Given information
──────────────────────────────
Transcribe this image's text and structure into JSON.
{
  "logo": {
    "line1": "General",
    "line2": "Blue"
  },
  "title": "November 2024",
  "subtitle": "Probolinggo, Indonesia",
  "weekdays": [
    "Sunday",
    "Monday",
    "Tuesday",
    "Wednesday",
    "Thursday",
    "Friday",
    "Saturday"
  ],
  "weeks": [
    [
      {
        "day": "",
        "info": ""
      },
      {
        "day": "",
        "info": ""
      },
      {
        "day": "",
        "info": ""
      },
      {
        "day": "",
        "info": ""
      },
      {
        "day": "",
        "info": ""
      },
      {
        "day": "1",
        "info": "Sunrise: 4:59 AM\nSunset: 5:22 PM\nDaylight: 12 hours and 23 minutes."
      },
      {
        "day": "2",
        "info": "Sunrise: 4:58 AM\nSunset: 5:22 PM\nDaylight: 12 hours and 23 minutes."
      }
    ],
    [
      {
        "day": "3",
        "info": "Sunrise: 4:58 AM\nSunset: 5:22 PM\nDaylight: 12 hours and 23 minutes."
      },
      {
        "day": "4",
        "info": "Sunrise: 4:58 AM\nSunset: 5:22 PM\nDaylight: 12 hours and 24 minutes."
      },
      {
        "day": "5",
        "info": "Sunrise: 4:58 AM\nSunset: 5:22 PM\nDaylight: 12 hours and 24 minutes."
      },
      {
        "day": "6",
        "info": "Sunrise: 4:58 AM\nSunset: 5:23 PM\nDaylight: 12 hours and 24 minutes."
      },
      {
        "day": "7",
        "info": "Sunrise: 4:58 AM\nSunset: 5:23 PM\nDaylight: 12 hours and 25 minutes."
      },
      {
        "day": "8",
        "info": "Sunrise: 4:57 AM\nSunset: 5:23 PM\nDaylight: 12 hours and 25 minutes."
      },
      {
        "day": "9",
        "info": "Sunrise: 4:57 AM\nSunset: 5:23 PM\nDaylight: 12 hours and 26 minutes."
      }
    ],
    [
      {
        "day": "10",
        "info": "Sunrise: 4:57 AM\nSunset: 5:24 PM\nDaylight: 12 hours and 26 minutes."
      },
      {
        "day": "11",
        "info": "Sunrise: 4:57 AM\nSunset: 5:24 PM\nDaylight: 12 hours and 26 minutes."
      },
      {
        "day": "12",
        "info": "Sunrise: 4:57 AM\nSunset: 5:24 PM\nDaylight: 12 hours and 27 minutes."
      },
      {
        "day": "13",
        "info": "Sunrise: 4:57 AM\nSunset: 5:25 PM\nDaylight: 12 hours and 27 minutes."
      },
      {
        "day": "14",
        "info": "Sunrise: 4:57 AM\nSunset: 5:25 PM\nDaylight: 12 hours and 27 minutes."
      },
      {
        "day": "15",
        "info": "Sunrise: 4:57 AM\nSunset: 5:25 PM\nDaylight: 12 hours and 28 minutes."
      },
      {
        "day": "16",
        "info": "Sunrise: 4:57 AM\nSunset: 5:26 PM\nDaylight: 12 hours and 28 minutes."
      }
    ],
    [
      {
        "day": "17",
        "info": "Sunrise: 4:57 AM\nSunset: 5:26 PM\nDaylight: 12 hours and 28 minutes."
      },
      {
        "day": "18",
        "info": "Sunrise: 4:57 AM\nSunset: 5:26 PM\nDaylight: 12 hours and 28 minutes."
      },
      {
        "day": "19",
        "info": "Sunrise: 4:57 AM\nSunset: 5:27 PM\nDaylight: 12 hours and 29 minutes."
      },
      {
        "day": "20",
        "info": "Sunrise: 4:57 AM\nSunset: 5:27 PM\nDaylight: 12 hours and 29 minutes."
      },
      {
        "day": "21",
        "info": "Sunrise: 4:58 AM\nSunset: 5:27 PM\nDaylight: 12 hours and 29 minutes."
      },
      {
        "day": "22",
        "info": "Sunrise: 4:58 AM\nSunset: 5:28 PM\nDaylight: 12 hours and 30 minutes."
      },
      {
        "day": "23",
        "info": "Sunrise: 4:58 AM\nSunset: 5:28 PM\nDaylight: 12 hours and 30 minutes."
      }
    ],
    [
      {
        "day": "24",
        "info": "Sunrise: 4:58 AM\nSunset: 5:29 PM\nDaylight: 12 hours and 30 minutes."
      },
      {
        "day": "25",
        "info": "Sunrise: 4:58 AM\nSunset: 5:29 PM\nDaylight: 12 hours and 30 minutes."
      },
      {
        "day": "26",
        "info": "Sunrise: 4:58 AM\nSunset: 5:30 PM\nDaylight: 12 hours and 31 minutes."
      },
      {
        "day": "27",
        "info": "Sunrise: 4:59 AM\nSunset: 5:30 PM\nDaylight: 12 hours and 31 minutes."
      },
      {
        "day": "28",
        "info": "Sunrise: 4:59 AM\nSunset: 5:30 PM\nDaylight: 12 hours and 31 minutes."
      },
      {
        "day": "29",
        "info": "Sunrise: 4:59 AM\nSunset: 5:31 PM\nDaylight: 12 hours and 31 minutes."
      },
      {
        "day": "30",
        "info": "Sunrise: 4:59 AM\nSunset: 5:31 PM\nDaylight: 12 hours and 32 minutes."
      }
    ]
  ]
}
──────────────────────────────
Problem details
Output the data above exactly, please, line for line.

Expected answer
Transcribe this image's text and structure into JSON.
{
  "logo": {
    "line1": "General",
    "line2": "Blue"
  },
  "title": "November 2024",
  "subtitle": "Probolinggo, Indonesia",
  "weekdays": [
    "Sunday",
    "Monday",
    "Tuesday",
    "Wednesday",
    "Thursday",
    "Friday",
    "Saturday"
  ],
  "weeks": [
    [
      {
        "day": "",
        "info": ""
      },
      {
        "day": "",
        "info": ""
      },
      {
        "day": "",
        "info": ""
      },
      {
        "day": "",
        "info": ""
      },
      {
        "day": "",
        "info": ""
      },
      {
        "day": "1",
        "info": "Sunrise: 4:59 AM\nSunset: 5:22 PM\nDaylight: 12 hours and 23 minutes."
      },
      {
        "day": "2",
        "info": "Sunrise: 4:58 AM\nSunset: 5:22 PM\nDaylight: 12 hours and 23 minutes."
      }
    ],
    [
      {
        "day": "3",
        "info": "Sunrise: 4:58 AM\nSunset: 5:22 PM\nDaylight: 12 hours and 23 minutes."
      },
      {
        "day": "4",
        "info": "Sunrise: 4:58 AM\nSunset: 5:22 PM\nDaylight: 12 hours and 24 minutes."
      },
      {
        "day": "5",
        "info": "Sunrise: 4:58 AM\nSunset: 5:22 PM\nDaylight: 12 hours and 24 minutes."
      },
      {
        "day": "6",
        "info": "Sunrise: 4:58 AM\nSunset: 5:23 PM\nDaylight: 12 hours and 24 minutes."
      },
      {
        "day": "7",
        "info": "Sunrise: 4:58 AM\nSunset: 5:23 PM\nDaylight: 12 hours and 25 minutes."
      },
      {
        "day": "8",
        "info": "Sunrise: 4:57 AM\nSunset: 5:23 PM\nDaylight: 12 hours and 25 minutes."
      },
      {
        "day": "9",
        "info": "Sunrise: 4:57 AM\nSunset: 5:23 PM\nDaylight: 12 hours and 26 minutes."
      }
    ],
    [
      {
        "day": "10",
        "info": "Sunrise: 4:57 AM\nSunset: 5:24 PM\nDaylight: 12 hours and 26 minutes."
      },
      {
        "day": "11",
        "info": "Sunrise: 4:57 AM\nSunset: 5:24 PM\nDaylight: 12 hours and 26 minutes."
      },
      {
        "day": "12",
        "info": "Sunrise: 4:57 AM\nSunset: 5:24 PM\nDaylight: 12 hours and 27 minutes."
      },
      {
        "day": "13",
        "info": "Sunrise: 4:57 AM\nSunset: 5:25 PM\nDaylight: 12 hours and 27 minutes."
      },
      {
        "day": "14",
        "info": "Sunrise: 4:57 AM\nSunset: 5:25 PM\nDaylight: 12 hours and 27 minutes."
      },
      {
        "day": "15",
        "info": "Sunrise: 4:57 AM\nSunset: 5:25 PM\nDaylight: 12 hours and 28 minutes."
      },
      {
        "day": "16",
        "info": "Sunrise: 4:57 AM\nSunset: 5:26 PM\nDaylight: 12 hours and 28 minutes."
      }
    ],
    [
      {
        "day": "17",
        "info": "Sunrise: 4:57 AM\nSunset: 5:26 PM\nDaylight: 12 hours and 28 minutes."
      },
      {
        "day": "18",
        "info": "Sunrise: 4:57 AM\nSunset: 5:26 PM\nDaylight: 12 hours and 28 minutes."
      },
      {
        "day": "19",
        "info": "Sunrise: 4:57 AM\nSunset: 5:27 PM\nDaylight: 12 hours and 29 minutes."
      },
      {
        "day": "20",
        "info": "Sunrise: 4:57 AM\nSunset: 5:27 PM\nDaylight: 12 hours and 29 minutes."
      },
      {
        "day": "21",
        "info": "Sunrise: 4:58 AM\nSunset: 5:27 PM\nDaylight: 12 hours and 29 minutes."
      },
      {
        "day": "22",
        "info": "Sunrise: 4:58 AM\nSunset: 5:28 PM\nDaylight: 12 hours and 30 minutes."
      },
      {
        "day": "23",
        "info": "Sunrise: 4:58 AM\nSunset: 5:28 PM\nDaylight: 12 hours and 30 minutes."
      }
    ],
    [
      {
        "day": "24",
        "info": "Sunrise: 4:58 AM\nSunset: 5:29 PM\nDaylight: 12 hours and 30 minutes."
      },
      {
        "day": "25",
        "info": "Sunrise: 4:58 AM\nSunset: 5:29 PM\nDaylight: 12 hours and 30 minutes."
      },
      {
        "day": "26",
        "info": "Sunrise: 4:58 AM\nSunset: 5:30 PM\nDaylight: 12 hours and 31 minutes."
      },
      {
        "day": "27",
        "info": "Sunrise: 4:59 AM\nSunset: 5:30 PM\nDaylight: 12 hours and 31 minutes."
      },
      {
        "day": "28",
        "info": "Sunrise: 4:59 AM\nSunset: 5:30 PM\nDaylight: 12 hours and 31 minutes."
      },
      {
        "day": "29",
        "info": "Sunrise: 4:59 AM\nSunset: 5:31 PM\nDaylight: 12 hours and 31 minutes."
      },
      {
        "day": "30",
        "info": "Sunrise: 4:59 AM\nSunset: 5:31 PM\nDaylight: 12 hours and 32 minutes."
      }
    ]
  ]
}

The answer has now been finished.